→ **Problem statement**
Output all records precisely as written.

++++++++

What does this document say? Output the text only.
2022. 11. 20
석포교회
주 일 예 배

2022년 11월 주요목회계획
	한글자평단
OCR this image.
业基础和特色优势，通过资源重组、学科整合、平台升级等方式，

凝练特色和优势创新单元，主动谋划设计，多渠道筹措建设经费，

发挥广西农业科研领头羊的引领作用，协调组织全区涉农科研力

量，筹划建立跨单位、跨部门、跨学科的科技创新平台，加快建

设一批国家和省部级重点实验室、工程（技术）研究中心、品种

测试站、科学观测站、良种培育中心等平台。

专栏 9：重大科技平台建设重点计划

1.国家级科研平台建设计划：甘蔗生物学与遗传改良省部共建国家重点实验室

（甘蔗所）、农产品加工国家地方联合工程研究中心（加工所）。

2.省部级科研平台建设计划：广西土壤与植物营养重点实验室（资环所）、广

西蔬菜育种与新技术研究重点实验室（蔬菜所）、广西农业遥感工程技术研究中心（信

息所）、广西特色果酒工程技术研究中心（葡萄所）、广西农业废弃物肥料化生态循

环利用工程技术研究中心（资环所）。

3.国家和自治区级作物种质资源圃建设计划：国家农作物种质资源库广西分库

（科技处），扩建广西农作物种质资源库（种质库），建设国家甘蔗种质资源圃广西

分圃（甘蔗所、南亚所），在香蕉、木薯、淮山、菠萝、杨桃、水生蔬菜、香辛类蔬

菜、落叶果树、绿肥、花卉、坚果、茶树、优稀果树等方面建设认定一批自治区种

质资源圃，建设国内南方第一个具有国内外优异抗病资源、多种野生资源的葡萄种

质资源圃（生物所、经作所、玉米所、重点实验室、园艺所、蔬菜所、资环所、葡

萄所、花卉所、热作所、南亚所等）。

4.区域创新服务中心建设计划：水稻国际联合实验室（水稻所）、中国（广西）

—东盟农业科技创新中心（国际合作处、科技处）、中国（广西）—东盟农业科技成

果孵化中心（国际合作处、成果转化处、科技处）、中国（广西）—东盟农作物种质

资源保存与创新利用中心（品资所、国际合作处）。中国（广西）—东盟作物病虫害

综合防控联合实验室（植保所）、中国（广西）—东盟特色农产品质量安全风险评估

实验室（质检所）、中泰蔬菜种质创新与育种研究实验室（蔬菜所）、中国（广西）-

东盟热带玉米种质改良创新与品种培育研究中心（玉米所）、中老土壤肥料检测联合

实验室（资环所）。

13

++++++++

→ **Solution to this exercise**
What does this document say? Output the text only.
2022. 11. 20
석포교회
주 일 예 배

2022년 11월 주요목회계획
	한글자평단
OCR this image.
业基础和特色优势，通过资源重组、学科整合、平台升级等方式，

凝练特色和优势创新单元，主动谋划设计，多渠道筹措建设经费，

发挥广西农业科研领头羊的引领作用，协调组织全区涉农科研力

量，筹划建立跨单位、跨部门、跨学科的科技创新平台，加快建

设一批国家和省部级重点实验室、工程（技术）研究中心、品种

测试站、科学观测站、良种培育中心等平台。

专栏 9：重大科技平台建设重点计划

1.国家级科研平台建设计划：甘蔗生物学与遗传改良省部共建国家重点实验室

（甘蔗所）、农产品加工国家地方联合工程研究中心（加工所）。

2.省部级科研平台建设计划：广西土壤与植物营养重点实验室（资环所）、广

西蔬菜育种与新技术研究重点实验室（蔬菜所）、广西农业遥感工程技术研究中心（信

息所）、广西特色果酒工程技术研究中心（葡萄所）、广西农业废弃物肥料化生态循

环利用工程技术研究中心（资环所）。

3.国家和自治区级作物种质资源圃建设计划：国家农作物种质资源库广西分库

（科技处），扩建广西农作物种质资源库（种质库），建设国家甘蔗种质资源圃广西

分圃（甘蔗所、南亚所），在香蕉、木薯、淮山、菠萝、杨桃、水生蔬菜、香辛类蔬

菜、落叶果树、绿肥、花卉、坚果、茶树、优稀果树等方面建设认定一批自治区种

质资源圃，建设国内南方第一个具有国内外优异抗病资源、多种野生资源的葡萄种

质资源圃（生物所、经作所、玉米所、重点实验室、园艺所、蔬菜所、资环所、葡

萄所、花卉所、热作所、南亚所等）。

4.区域创新服务中心建设计划：水稻国际联合实验室（水稻所）、中国（广西）

—东盟农业科技创新中心（国际合作处、科技处）、中国（广西）—东盟农业科技成

果孵化中心（国际合作处、成果转化处、科技处）、中国（广西）—东盟农作物种质

资源保存与创新利用中心（品资所、国际合作处）。中国（广西）—东盟作物病虫害

综合防控联合实验室（植保所）、中国（广西）—东盟特色农产品质量安全风险评估

实验室（质检所）、中泰蔬菜种质创新与育种研究实验室（蔬菜所）、中国（广西）-

东盟热带玉米种质改良创新与品种培育研究中心（玉米所）、中老土壤肥料检测联合

实验室（资环所）。

13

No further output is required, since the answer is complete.